## Requirement
Repeat the material verbatim. Images are excluded from the copy.

++++++

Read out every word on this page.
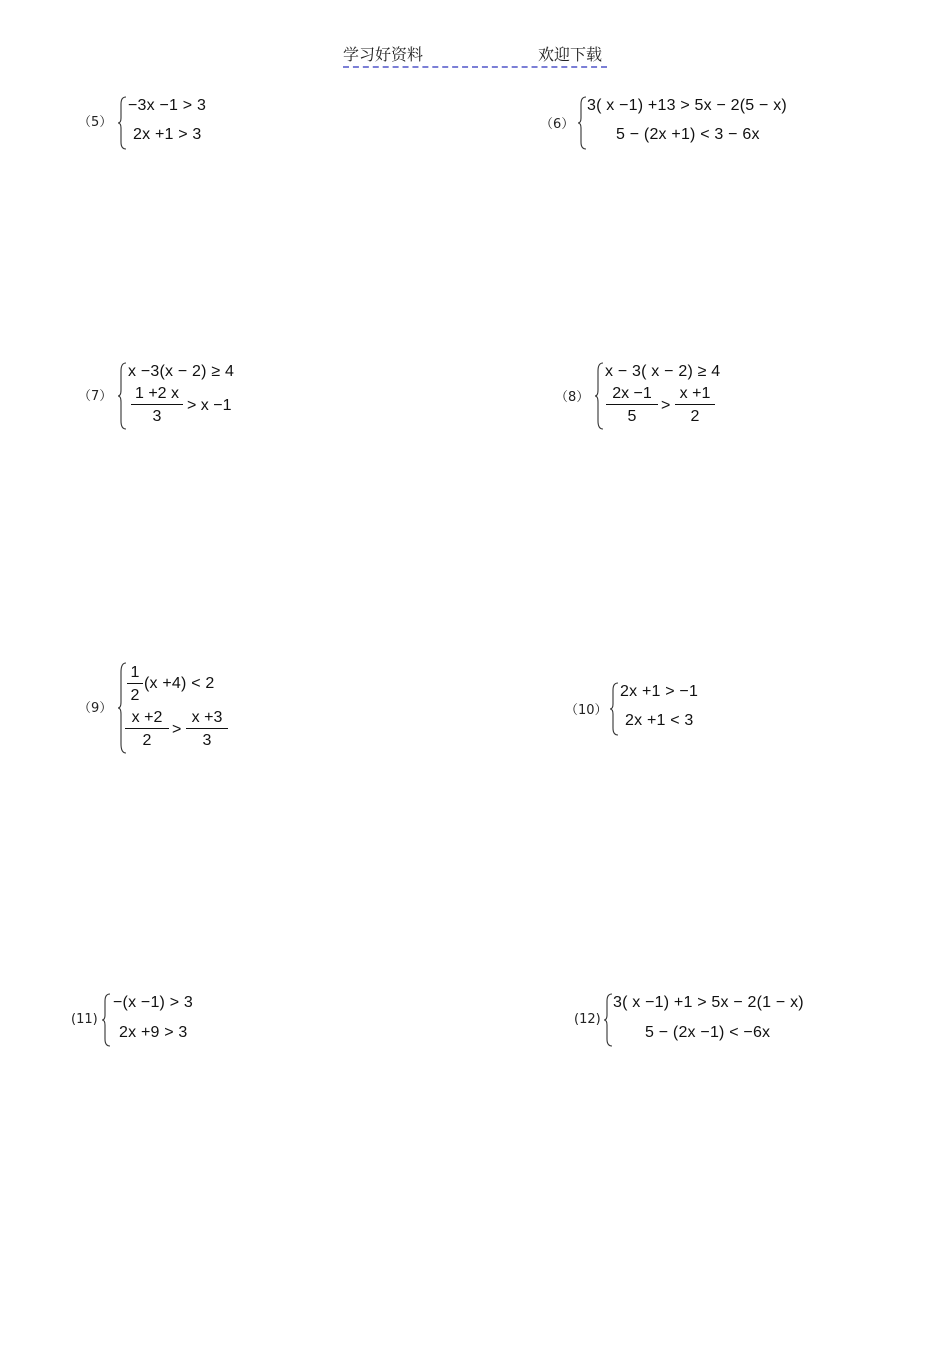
学习好资料	欢迎下载
（5）
−3x −1 > 3
2x +1 > 3
（6）
3( x −1) +13 > 5x − 2(5 − x)
5 − (2x +1) < 3 − 6x
（7）
x −3(x − 2) ≥ 4
$\frac{1 +2 x}{3} > x -1$	（8）
x − 3( x − 2) ≥ 4
$\frac{2x -1}{5} > \frac{x +1}{2}$
（9）
$\frac{1}{2} (x +4) < 2$
$\frac{x +2}{2} > \frac{x +3}{3}$	（10）
2x +1 > −1
2x +1 < 3
(11)
−(x −1) > 3
2x +9 > 3
(12)
3( x −1) +1 > 5x − 2(1 − x)
5 − (2x −1) < −6x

++++++

## Solution to this task
Read out every word on this page.
学习好资料	欢迎下载
（5）
−3x −1 > 3
2x +1 > 3
（6）
3( x −1) +13 > 5x − 2(5 − x)
5 − (2x +1) < 3 − 6x
（7）
x −3(x − 2) ≥ 4
$\frac{1 +2 x}{3} > x -1$	（8）
x − 3( x − 2) ≥ 4
$\frac{2x -1}{5} > \frac{x +1}{2}$
（9）
$\frac{1}{2} (x +4) < 2$
$\frac{x +2}{2} > \frac{x +3}{3}$	（10）
2x +1 > −1
2x +1 < 3
(11)
−(x −1) > 3
2x +9 > 3
(12)
3( x −1) +1 > 5x − 2(1 − x)
5 − (2x −1) < −6x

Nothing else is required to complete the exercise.